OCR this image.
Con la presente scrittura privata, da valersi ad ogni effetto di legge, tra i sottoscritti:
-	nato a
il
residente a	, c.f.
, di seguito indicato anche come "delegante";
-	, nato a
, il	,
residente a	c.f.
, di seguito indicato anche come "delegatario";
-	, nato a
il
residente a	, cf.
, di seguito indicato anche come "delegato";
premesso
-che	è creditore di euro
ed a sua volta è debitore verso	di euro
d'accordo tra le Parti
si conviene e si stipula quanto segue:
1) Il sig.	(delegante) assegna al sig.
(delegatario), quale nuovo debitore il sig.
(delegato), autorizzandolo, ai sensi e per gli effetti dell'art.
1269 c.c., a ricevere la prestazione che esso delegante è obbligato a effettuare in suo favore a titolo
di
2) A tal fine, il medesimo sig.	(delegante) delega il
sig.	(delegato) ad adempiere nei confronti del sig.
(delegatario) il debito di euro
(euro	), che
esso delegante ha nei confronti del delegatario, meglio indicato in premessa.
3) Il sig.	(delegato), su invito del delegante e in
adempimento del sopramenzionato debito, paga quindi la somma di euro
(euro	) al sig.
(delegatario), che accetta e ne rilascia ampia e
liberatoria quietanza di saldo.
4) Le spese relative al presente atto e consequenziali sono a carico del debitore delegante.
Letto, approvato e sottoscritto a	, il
_ _ _ _ _
*TO DO*
Return all lines with the word "euro" in them.

*PROBLEM SOLUTION*
-che	è creditore di euro
ed a sua volta è debitore verso	di euro
(delegatario) il debito di euro
(euro	), che
adempimento del sopramenzionato debito, paga quindi la somma di euro
(euro	) al sig.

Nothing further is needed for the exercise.